Collection entries

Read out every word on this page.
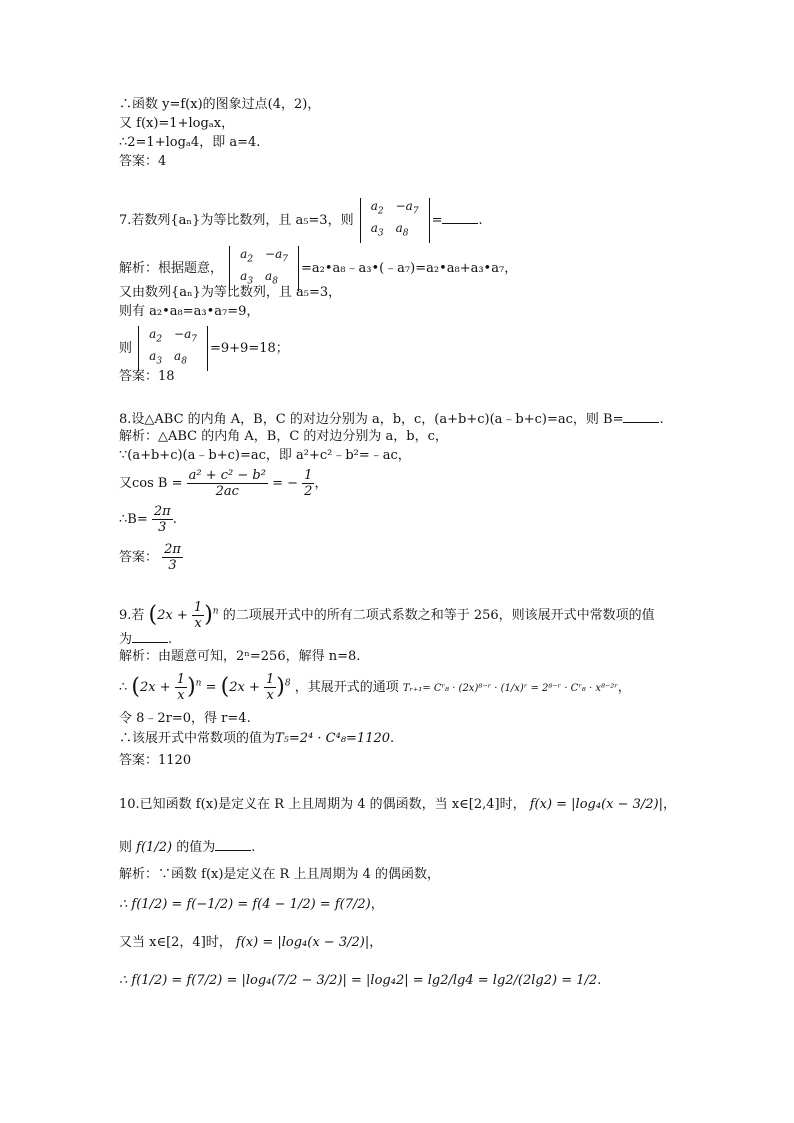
∴函数 y=f(x)的图象过点(4，2)，
又 f(x)=1+logₐx，
∴2=1+logₐ4，即 a=4.
答案：4
7.若数列{aₙ}为等比数列，且 a₅=3，则
$a_2$	$-a_7$
$a_3$	$a_8$
=	.
解析：根据题意，
$a_2$	$-a_7$
$a_3$	$a_8$
=a₂•a₈﹣a₃•(﹣a₇)=a₂•a₈+a₃•a₇，
又由数列{aₙ}为等比数列，且 a₅=3，
则有 a₂•a₈=a₃•a₇=9，
则
$a_2$	$-a_7$
$a_3$	$a_8$
=9+9=18；
答案：18
8.设△ABC 的内角 A，B，C 的对边分别为 a，b，c，(a+b+c)(a﹣b+c)=ac，则 B=	.
解析：△ABC 的内角 A，B，C 的对边分别为 a，b，c，
∵(a+b+c)(a﹣b+c)=ac，即 a²+c²﹣b²=﹣ac，
又$\cos B = \frac{\text{a² + c² − b²}}{2ac}$ = − $\frac{1}{2}$ ，
∴B= $\frac{2\pi}{3}$ .
答案： $\frac{2\pi}{3}$
9.若 $(2x + \frac{1}{x} )^n$ 的二项展开式中的所有二项式系数之和等于 256，则该展开式中常数项的值
为	.
解析：由题意可知，2ⁿ=256，解得 n=8.
∴ $(2x + \frac{1}{x} )^n = (2x + \frac{1}{x} )^8$ ，其展开式的通项 Tᵣ₊₁= Cʳ₈ · (2x)⁸⁻ʳ · (1/x)ʳ = 2⁸⁻ʳ · Cʳ₈ · x⁸⁻²ʳ，
令 8﹣2r=0，得 r=4.
∴该展开式中常数项的值为T₅=2⁴ · C⁴₈=1120.
答案：1120
10.已知函数 f(x)是定义在 R 上且周期为 4 的偶函数，当 x∈[2,4]时， f(x) = |log₄(x − 3/2)|，
则 f(1/2) 的值为	.
解析：∵函数 f(x)是定义在 R 上且周期为 4 的偶函数，
∴ f(1/2) = f(−1/2) = f(4 − 1/2) = f(7/2)，
又当 x∈[2，4]时， f(x) = |log₄(x − 3/2)|，
∴ f(1/2) = f(7/2) = |log₄(7/2 − 3/2)| = |log₄2| = lg2/lg4 = lg2/(2lg2) = 1/2.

◆ TASK DESCRIPTION ◆
Each line of the data should be quoted exactly, with pictures left out.

◆ WORKED ANSWER ◆
Read out every word on this page.
∴函数 y=f(x)的图象过点(4，2)，
又 f(x)=1+logₐx，
∴2=1+logₐ4，即 a=4.
答案：4
7.若数列{aₙ}为等比数列，且 a₅=3，则
$a_2$	$-a_7$
$a_3$	$a_8$
=	.
解析：根据题意，
$a_2$	$-a_7$
$a_3$	$a_8$
=a₂•a₈﹣a₃•(﹣a₇)=a₂•a₈+a₃•a₇，
又由数列{aₙ}为等比数列，且 a₅=3，
则有 a₂•a₈=a₃•a₇=9，
则
$a_2$	$-a_7$
$a_3$	$a_8$
=9+9=18；
答案：18
8.设△ABC 的内角 A，B，C 的对边分别为 a，b，c，(a+b+c)(a﹣b+c)=ac，则 B=	.
解析：△ABC 的内角 A，B，C 的对边分别为 a，b，c，
∵(a+b+c)(a﹣b+c)=ac，即 a²+c²﹣b²=﹣ac，
又$\cos B = \frac{\text{a² + c² − b²}}{2ac}$ = − $\frac{1}{2}$ ，
∴B= $\frac{2\pi}{3}$ .
答案： $\frac{2\pi}{3}$
9.若 $(2x + \frac{1}{x} )^n$ 的二项展开式中的所有二项式系数之和等于 256，则该展开式中常数项的值
为	.
解析：由题意可知，2ⁿ=256，解得 n=8.
∴ $(2x + \frac{1}{x} )^n = (2x + \frac{1}{x} )^8$ ，其展开式的通项 Tᵣ₊₁= Cʳ₈ · (2x)⁸⁻ʳ · (1/x)ʳ = 2⁸⁻ʳ · Cʳ₈ · x⁸⁻²ʳ，
令 8﹣2r=0，得 r=4.
∴该展开式中常数项的值为T₅=2⁴ · C⁴₈=1120.
答案：1120
10.已知函数 f(x)是定义在 R 上且周期为 4 的偶函数，当 x∈[2,4]时， f(x) = |log₄(x − 3/2)|，
则 f(1/2) 的值为	.
解析：∵函数 f(x)是定义在 R 上且周期为 4 的偶函数，
∴ f(1/2) = f(−1/2) = f(4 − 1/2) = f(7/2)，
又当 x∈[2，4]时， f(x) = |log₄(x − 3/2)|，
∴ f(1/2) = f(7/2) = |log₄(7/2 − 3/2)| = |log₄2| = lg2/lg4 = lg2/(2lg2) = 1/2.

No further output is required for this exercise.